**DATA EXTRACT**

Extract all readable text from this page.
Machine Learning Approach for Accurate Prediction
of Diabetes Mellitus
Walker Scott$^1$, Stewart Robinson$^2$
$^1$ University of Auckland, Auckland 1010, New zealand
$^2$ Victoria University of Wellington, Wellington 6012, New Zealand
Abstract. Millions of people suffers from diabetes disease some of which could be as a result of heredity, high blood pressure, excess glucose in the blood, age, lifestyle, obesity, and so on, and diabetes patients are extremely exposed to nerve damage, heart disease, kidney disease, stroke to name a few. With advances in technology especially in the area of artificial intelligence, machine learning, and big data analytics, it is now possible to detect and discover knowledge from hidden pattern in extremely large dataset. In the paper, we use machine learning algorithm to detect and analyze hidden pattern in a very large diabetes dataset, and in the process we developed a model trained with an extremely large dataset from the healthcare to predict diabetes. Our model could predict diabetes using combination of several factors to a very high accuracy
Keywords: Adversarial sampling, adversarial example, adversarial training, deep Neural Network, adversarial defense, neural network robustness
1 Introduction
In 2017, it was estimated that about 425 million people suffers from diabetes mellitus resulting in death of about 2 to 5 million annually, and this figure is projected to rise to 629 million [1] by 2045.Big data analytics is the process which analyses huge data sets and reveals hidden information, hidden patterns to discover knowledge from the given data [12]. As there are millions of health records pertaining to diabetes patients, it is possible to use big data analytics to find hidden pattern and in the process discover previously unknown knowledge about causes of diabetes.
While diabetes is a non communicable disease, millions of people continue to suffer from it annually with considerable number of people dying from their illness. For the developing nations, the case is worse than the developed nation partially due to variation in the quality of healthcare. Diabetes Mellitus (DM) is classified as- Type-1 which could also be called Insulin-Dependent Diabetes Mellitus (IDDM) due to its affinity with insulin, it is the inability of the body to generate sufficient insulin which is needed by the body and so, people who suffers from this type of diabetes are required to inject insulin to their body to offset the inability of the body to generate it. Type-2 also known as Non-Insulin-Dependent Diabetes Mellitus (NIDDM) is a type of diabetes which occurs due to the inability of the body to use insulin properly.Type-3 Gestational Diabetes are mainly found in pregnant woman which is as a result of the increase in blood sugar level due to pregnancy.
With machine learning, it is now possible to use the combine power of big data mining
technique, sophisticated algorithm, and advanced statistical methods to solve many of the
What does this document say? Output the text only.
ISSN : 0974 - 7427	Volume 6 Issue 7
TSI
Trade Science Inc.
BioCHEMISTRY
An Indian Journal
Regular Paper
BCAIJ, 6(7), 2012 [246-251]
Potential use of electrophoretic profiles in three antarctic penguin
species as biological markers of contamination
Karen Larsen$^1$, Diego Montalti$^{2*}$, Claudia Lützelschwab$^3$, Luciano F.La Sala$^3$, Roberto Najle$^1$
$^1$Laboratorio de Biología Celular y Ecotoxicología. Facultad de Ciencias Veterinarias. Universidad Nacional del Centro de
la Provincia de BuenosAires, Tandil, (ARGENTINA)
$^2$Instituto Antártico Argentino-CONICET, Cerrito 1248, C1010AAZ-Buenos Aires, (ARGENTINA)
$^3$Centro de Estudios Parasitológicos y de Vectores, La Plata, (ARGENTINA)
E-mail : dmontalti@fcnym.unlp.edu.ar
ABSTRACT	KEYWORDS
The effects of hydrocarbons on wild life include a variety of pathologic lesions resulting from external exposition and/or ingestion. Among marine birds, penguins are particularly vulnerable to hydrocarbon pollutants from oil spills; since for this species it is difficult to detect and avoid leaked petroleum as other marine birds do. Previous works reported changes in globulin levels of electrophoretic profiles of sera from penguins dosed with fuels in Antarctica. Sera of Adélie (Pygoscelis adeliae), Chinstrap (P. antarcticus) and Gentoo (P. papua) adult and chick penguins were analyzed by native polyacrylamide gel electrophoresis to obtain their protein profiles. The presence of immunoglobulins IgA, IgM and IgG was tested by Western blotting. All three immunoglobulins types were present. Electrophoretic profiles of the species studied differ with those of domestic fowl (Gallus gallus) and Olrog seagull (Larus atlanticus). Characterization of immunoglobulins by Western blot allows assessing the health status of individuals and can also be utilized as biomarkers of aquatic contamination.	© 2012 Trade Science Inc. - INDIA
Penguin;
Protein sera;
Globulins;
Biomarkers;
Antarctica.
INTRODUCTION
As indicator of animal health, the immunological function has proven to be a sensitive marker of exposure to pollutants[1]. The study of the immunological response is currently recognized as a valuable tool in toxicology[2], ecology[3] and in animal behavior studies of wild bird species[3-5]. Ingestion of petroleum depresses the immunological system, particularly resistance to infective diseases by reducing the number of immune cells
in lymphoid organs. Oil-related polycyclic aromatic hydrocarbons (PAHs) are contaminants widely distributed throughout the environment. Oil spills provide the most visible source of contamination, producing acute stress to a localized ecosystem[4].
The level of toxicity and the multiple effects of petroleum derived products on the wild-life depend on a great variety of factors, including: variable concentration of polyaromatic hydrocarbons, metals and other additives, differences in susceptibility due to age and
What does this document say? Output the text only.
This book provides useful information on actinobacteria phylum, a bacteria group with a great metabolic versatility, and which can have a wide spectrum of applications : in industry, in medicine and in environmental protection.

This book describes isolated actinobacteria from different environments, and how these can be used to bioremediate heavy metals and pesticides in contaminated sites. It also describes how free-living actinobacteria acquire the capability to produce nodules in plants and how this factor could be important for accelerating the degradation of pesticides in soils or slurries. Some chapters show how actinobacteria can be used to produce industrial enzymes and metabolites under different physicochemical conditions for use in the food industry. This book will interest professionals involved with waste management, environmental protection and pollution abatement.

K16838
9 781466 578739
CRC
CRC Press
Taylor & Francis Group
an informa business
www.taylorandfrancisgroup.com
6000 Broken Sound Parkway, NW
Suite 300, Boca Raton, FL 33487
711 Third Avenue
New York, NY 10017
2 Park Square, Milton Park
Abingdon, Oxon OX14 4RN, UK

**WHAT YOU WILL DO**
Print the material in full, exactly as written.

**PROBLEM SOLUTION**
Extract all readable text from this page.
Machine Learning Approach for Accurate Prediction
of Diabetes Mellitus
Walker Scott$^1$, Stewart Robinson$^2$
$^1$ University of Auckland, Auckland 1010, New zealand
$^2$ Victoria University of Wellington, Wellington 6012, New Zealand
Abstract. Millions of people suffers from diabetes disease some of which could be as a result of heredity, high blood pressure, excess glucose in the blood, age, lifestyle, obesity, and so on, and diabetes patients are extremely exposed to nerve damage, heart disease, kidney disease, stroke to name a few. With advances in technology especially in the area of artificial intelligence, machine learning, and big data analytics, it is now possible to detect and discover knowledge from hidden pattern in extremely large dataset. In the paper, we use machine learning algorithm to detect and analyze hidden pattern in a very large diabetes dataset, and in the process we developed a model trained with an extremely large dataset from the healthcare to predict diabetes. Our model could predict diabetes using combination of several factors to a very high accuracy
Keywords: Adversarial sampling, adversarial example, adversarial training, deep Neural Network, adversarial defense, neural network robustness
1 Introduction
In 2017, it was estimated that about 425 million people suffers from diabetes mellitus resulting in death of about 2 to 5 million annually, and this figure is projected to rise to 629 million [1] by 2045.Big data analytics is the process which analyses huge data sets and reveals hidden information, hidden patterns to discover knowledge from the given data [12]. As there are millions of health records pertaining to diabetes patients, it is possible to use big data analytics to find hidden pattern and in the process discover previously unknown knowledge about causes of diabetes.
While diabetes is a non communicable disease, millions of people continue to suffer from it annually with considerable number of people dying from their illness. For the developing nations, the case is worse than the developed nation partially due to variation in the quality of healthcare. Diabetes Mellitus (DM) is classified as- Type-1 which could also be called Insulin-Dependent Diabetes Mellitus (IDDM) due to its affinity with insulin, it is the inability of the body to generate sufficient insulin which is needed by the body and so, people who suffers from this type of diabetes are required to inject insulin to their body to offset the inability of the body to generate it. Type-2 also known as Non-Insulin-Dependent Diabetes Mellitus (NIDDM) is a type of diabetes which occurs due to the inability of the body to use insulin properly.Type-3 Gestational Diabetes are mainly found in pregnant woman which is as a result of the increase in blood sugar level due to pregnancy.
With machine learning, it is now possible to use the combine power of big data mining
technique, sophisticated algorithm, and advanced statistical methods to solve many of the
What does this document say? Output the text only.
ISSN : 0974 - 7427	Volume 6 Issue 7
TSI
Trade Science Inc.
BioCHEMISTRY
An Indian Journal
Regular Paper
BCAIJ, 6(7), 2012 [246-251]
Potential use of electrophoretic profiles in three antarctic penguin
species as biological markers of contamination
Karen Larsen$^1$, Diego Montalti$^{2*}$, Claudia Lützelschwab$^3$, Luciano F.La Sala$^3$, Roberto Najle$^1$
$^1$Laboratorio de Biología Celular y Ecotoxicología. Facultad de Ciencias Veterinarias. Universidad Nacional del Centro de
la Provincia de BuenosAires, Tandil, (ARGENTINA)
$^2$Instituto Antártico Argentino-CONICET, Cerrito 1248, C1010AAZ-Buenos Aires, (ARGENTINA)
$^3$Centro de Estudios Parasitológicos y de Vectores, La Plata, (ARGENTINA)
E-mail : dmontalti@fcnym.unlp.edu.ar
ABSTRACT	KEYWORDS
The effects of hydrocarbons on wild life include a variety of pathologic lesions resulting from external exposition and/or ingestion. Among marine birds, penguins are particularly vulnerable to hydrocarbon pollutants from oil spills; since for this species it is difficult to detect and avoid leaked petroleum as other marine birds do. Previous works reported changes in globulin levels of electrophoretic profiles of sera from penguins dosed with fuels in Antarctica. Sera of Adélie (Pygoscelis adeliae), Chinstrap (P. antarcticus) and Gentoo (P. papua) adult and chick penguins were analyzed by native polyacrylamide gel electrophoresis to obtain their protein profiles. The presence of immunoglobulins IgA, IgM and IgG was tested by Western blotting. All three immunoglobulins types were present. Electrophoretic profiles of the species studied differ with those of domestic fowl (Gallus gallus) and Olrog seagull (Larus atlanticus). Characterization of immunoglobulins by Western blot allows assessing the health status of individuals and can also be utilized as biomarkers of aquatic contamination.	© 2012 Trade Science Inc. - INDIA
Penguin;
Protein sera;
Globulins;
Biomarkers;
Antarctica.
INTRODUCTION
As indicator of animal health, the immunological function has proven to be a sensitive marker of exposure to pollutants[1]. The study of the immunological response is currently recognized as a valuable tool in toxicology[2], ecology[3] and in animal behavior studies of wild bird species[3-5]. Ingestion of petroleum depresses the immunological system, particularly resistance to infective diseases by reducing the number of immune cells
in lymphoid organs. Oil-related polycyclic aromatic hydrocarbons (PAHs) are contaminants widely distributed throughout the environment. Oil spills provide the most visible source of contamination, producing acute stress to a localized ecosystem[4].
The level of toxicity and the multiple effects of petroleum derived products on the wild-life depend on a great variety of factors, including: variable concentration of polyaromatic hydrocarbons, metals and other additives, differences in susceptibility due to age and
What does this document say? Output the text only.
This book provides useful information on actinobacteria phylum, a bacteria group with a great metabolic versatility, and which can have a wide spectrum of applications : in industry, in medicine and in environmental protection.

This book describes isolated actinobacteria from different environments, and how these can be used to bioremediate heavy metals and pesticides in contaminated sites. It also describes how free-living actinobacteria acquire the capability to produce nodules in plants and how this factor could be important for accelerating the degradation of pesticides in soils or slurries. Some chapters show how actinobacteria can be used to produce industrial enzymes and metabolites under different physicochemical conditions for use in the food industry. This book will interest professionals involved with waste management, environmental protection and pollution abatement.

K16838
9 781466 578739
CRC
CRC Press
Taylor & Francis Group
an informa business
www.taylorandfrancisgroup.com
6000 Broken Sound Parkway, NW
Suite 300, Boca Raton, FL 33487
711 Third Avenue
New York, NY 10017
2 Park Square, Milton Park
Abingdon, Oxon OX14 4RN, UK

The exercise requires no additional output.